**WHAT TO WORK ON**.
Below are some records. Say how many of their lines contain the string "Variable", and give nothing but the number.
## start STORED RECORDS
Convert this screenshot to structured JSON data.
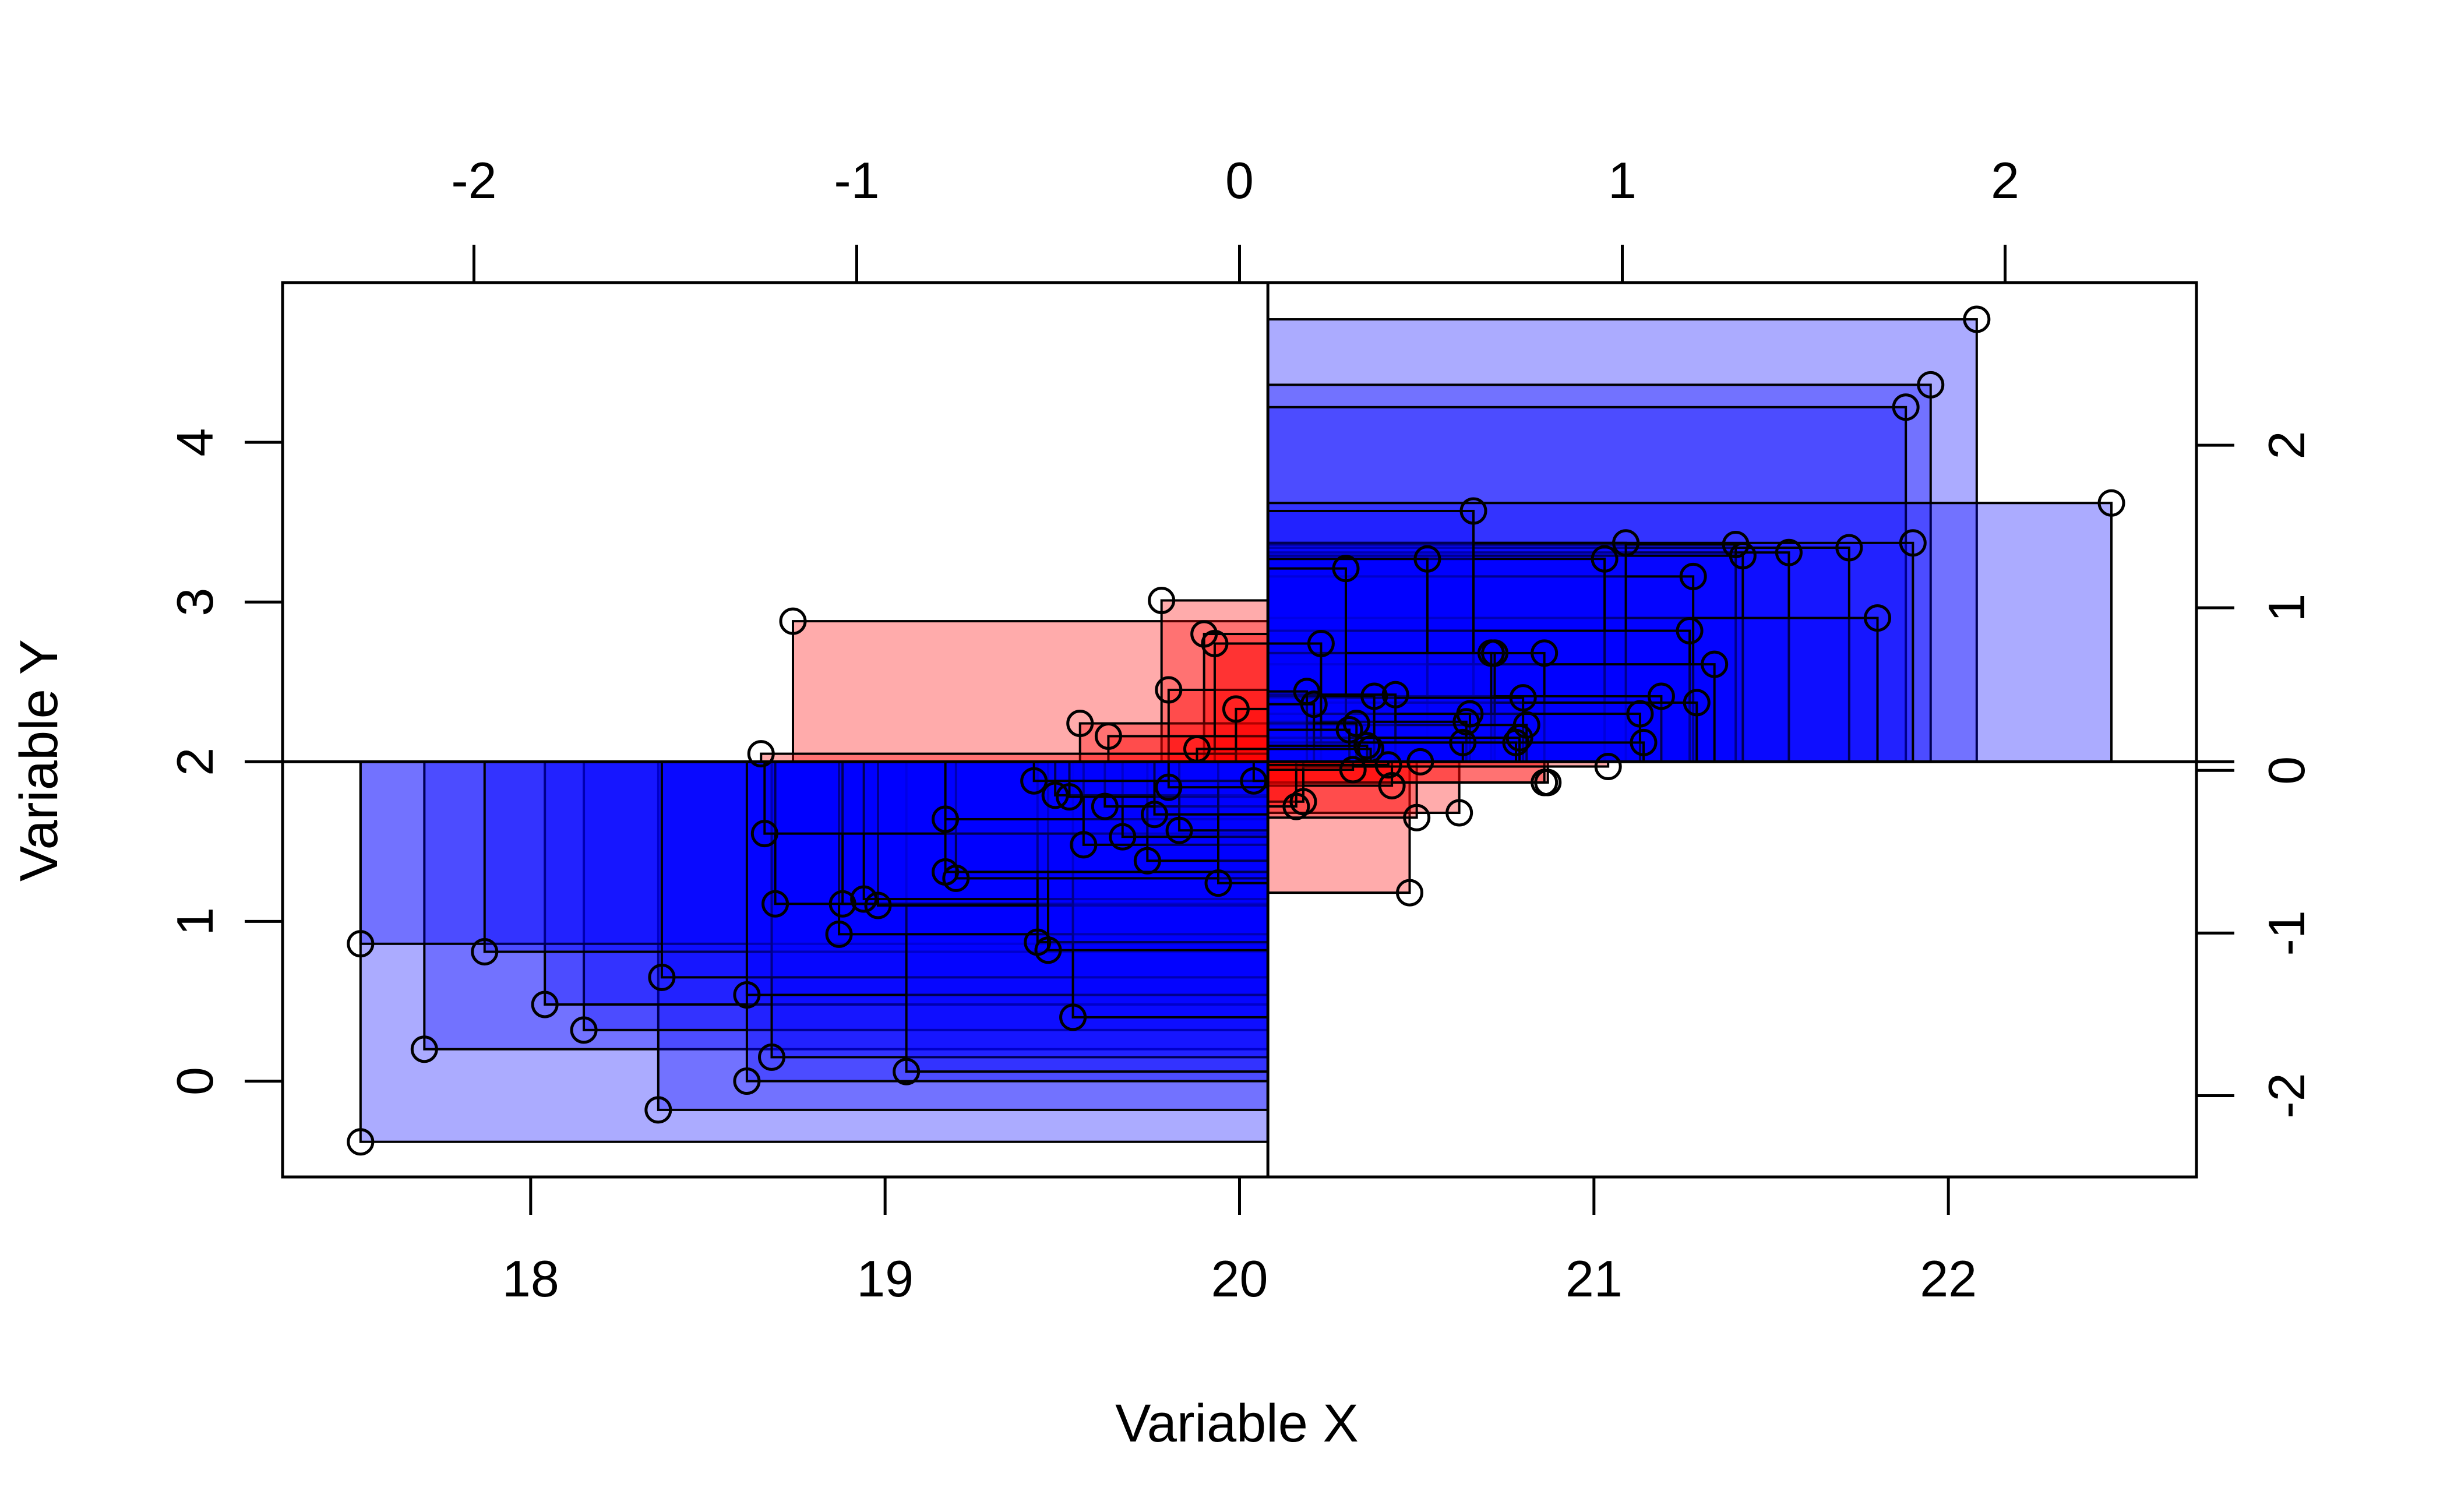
{
  "chart_data": {
    "type": "scatter",
    "title": "",
    "xlabel": "Variable X",
    "ylabel": "Variable Y",
    "xlim": [
      17.3,
      22.7
    ],
    "ylim": [
      -0.6,
      5.0
    ],
    "x_ticks": [
      "18",
      "19",
      "20",
      "21",
      "22"
    ],
    "y_ticks": [
      "0",
      "1",
      "2",
      "3",
      "4"
    ],
    "top_axis": {
      "range": [
        -2.5,
        2.5
      ],
      "ticks": [
        "-2",
        "-1",
        "0",
        "1",
        "2"
      ]
    },
    "right_axis": {
      "range": [
        -2.5,
        3.0
      ],
      "ticks": [
        "-2",
        "-1",
        "0",
        "1",
        "2"
      ]
    },
    "center": {
      "x": 20.08,
      "y": 2.0
    },
    "colors": {
      "positive": "#0000ff",
      "negative": "#ff0000"
    },
    "grid": false,
    "points": [
      {
        "x": 17.52,
        "y": -0.38
      },
      {
        "x": 17.52,
        "y": 0.86
      },
      {
        "x": 17.7,
        "y": 0.2
      },
      {
        "x": 17.87,
        "y": 0.81
      },
      {
        "x": 18.04,
        "y": 0.48
      },
      {
        "x": 18.15,
        "y": 0.32
      },
      {
        "x": 18.36,
        "y": -0.18
      },
      {
        "x": 18.37,
        "y": 0.65
      },
      {
        "x": 18.61,
        "y": 0.0
      },
      {
        "x": 18.61,
        "y": 0.54
      },
      {
        "x": 18.68,
        "y": 0.15
      },
      {
        "x": 18.69,
        "y": 1.11
      },
      {
        "x": 18.66,
        "y": 1.55
      },
      {
        "x": 18.65,
        "y": 2.05
      },
      {
        "x": 18.74,
        "y": 2.88
      },
      {
        "x": 18.87,
        "y": 0.92
      },
      {
        "x": 18.88,
        "y": 1.11
      },
      {
        "x": 18.94,
        "y": 1.14
      },
      {
        "x": 18.98,
        "y": 1.1
      },
      {
        "x": 19.06,
        "y": 0.06
      },
      {
        "x": 19.17,
        "y": 1.31
      },
      {
        "x": 19.2,
        "y": 1.27
      },
      {
        "x": 19.17,
        "y": 1.64
      },
      {
        "x": 19.42,
        "y": 1.88
      },
      {
        "x": 19.43,
        "y": 0.87
      },
      {
        "x": 19.46,
        "y": 0.82
      },
      {
        "x": 19.48,
        "y": 1.79
      },
      {
        "x": 19.52,
        "y": 1.78
      },
      {
        "x": 19.53,
        "y": 0.4
      },
      {
        "x": 19.56,
        "y": 1.48
      },
      {
        "x": 19.55,
        "y": 2.24
      },
      {
        "x": 19.62,
        "y": 1.72
      },
      {
        "x": 19.63,
        "y": 2.16
      },
      {
        "x": 19.67,
        "y": 1.53
      },
      {
        "x": 19.74,
        "y": 1.38
      },
      {
        "x": 19.76,
        "y": 1.67
      },
      {
        "x": 19.78,
        "y": 3.01
      },
      {
        "x": 19.8,
        "y": 1.84
      },
      {
        "x": 19.8,
        "y": 2.45
      },
      {
        "x": 19.83,
        "y": 1.57
      },
      {
        "x": 19.88,
        "y": 2.08
      },
      {
        "x": 19.9,
        "y": 2.8
      },
      {
        "x": 19.93,
        "y": 2.74
      },
      {
        "x": 19.94,
        "y": 1.24
      },
      {
        "x": 19.99,
        "y": 2.33
      },
      {
        "x": 20.04,
        "y": 1.88
      },
      {
        "x": 20.16,
        "y": 1.72
      },
      {
        "x": 20.18,
        "y": 1.75
      },
      {
        "x": 20.19,
        "y": 2.44
      },
      {
        "x": 20.21,
        "y": 2.36
      },
      {
        "x": 20.23,
        "y": 2.74
      },
      {
        "x": 20.3,
        "y": 3.21
      },
      {
        "x": 20.31,
        "y": 2.2
      },
      {
        "x": 20.33,
        "y": 2.24
      },
      {
        "x": 20.32,
        "y": 1.95
      },
      {
        "x": 20.37,
        "y": 2.08
      },
      {
        "x": 20.36,
        "y": 2.1
      },
      {
        "x": 20.38,
        "y": 2.41
      },
      {
        "x": 20.42,
        "y": 1.98
      },
      {
        "x": 20.43,
        "y": 1.85
      },
      {
        "x": 20.44,
        "y": 2.42
      },
      {
        "x": 20.48,
        "y": 1.18
      },
      {
        "x": 20.5,
        "y": 1.65
      },
      {
        "x": 20.51,
        "y": 2.0
      },
      {
        "x": 20.53,
        "y": 3.27
      },
      {
        "x": 20.62,
        "y": 1.68
      },
      {
        "x": 20.63,
        "y": 2.12
      },
      {
        "x": 20.64,
        "y": 2.25
      },
      {
        "x": 20.65,
        "y": 2.3
      },
      {
        "x": 20.66,
        "y": 3.57
      },
      {
        "x": 20.71,
        "y": 2.68
      },
      {
        "x": 20.72,
        "y": 2.68
      },
      {
        "x": 20.78,
        "y": 2.12
      },
      {
        "x": 20.79,
        "y": 2.15
      },
      {
        "x": 20.8,
        "y": 2.4
      },
      {
        "x": 20.81,
        "y": 2.23
      },
      {
        "x": 20.86,
        "y": 2.68
      },
      {
        "x": 20.86,
        "y": 1.87
      },
      {
        "x": 20.87,
        "y": 1.87
      },
      {
        "x": 21.04,
        "y": 1.97
      },
      {
        "x": 21.03,
        "y": 3.27
      },
      {
        "x": 21.09,
        "y": 3.37
      },
      {
        "x": 21.13,
        "y": 2.3
      },
      {
        "x": 21.14,
        "y": 2.12
      },
      {
        "x": 21.19,
        "y": 2.41
      },
      {
        "x": 21.27,
        "y": 2.82
      },
      {
        "x": 21.28,
        "y": 3.16
      },
      {
        "x": 21.29,
        "y": 2.37
      },
      {
        "x": 21.34,
        "y": 2.61
      },
      {
        "x": 21.4,
        "y": 3.36
      },
      {
        "x": 21.42,
        "y": 3.29
      },
      {
        "x": 21.55,
        "y": 3.31
      },
      {
        "x": 21.72,
        "y": 3.34
      },
      {
        "x": 21.8,
        "y": 2.9
      },
      {
        "x": 21.88,
        "y": 4.22
      },
      {
        "x": 21.9,
        "y": 3.37
      },
      {
        "x": 21.95,
        "y": 4.36
      },
      {
        "x": 22.08,
        "y": 4.77
      },
      {
        "x": 22.46,
        "y": 3.62
      }
    ]
  }
}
## end STORED RECORDS
**COMPLETE RESPONSE**.
2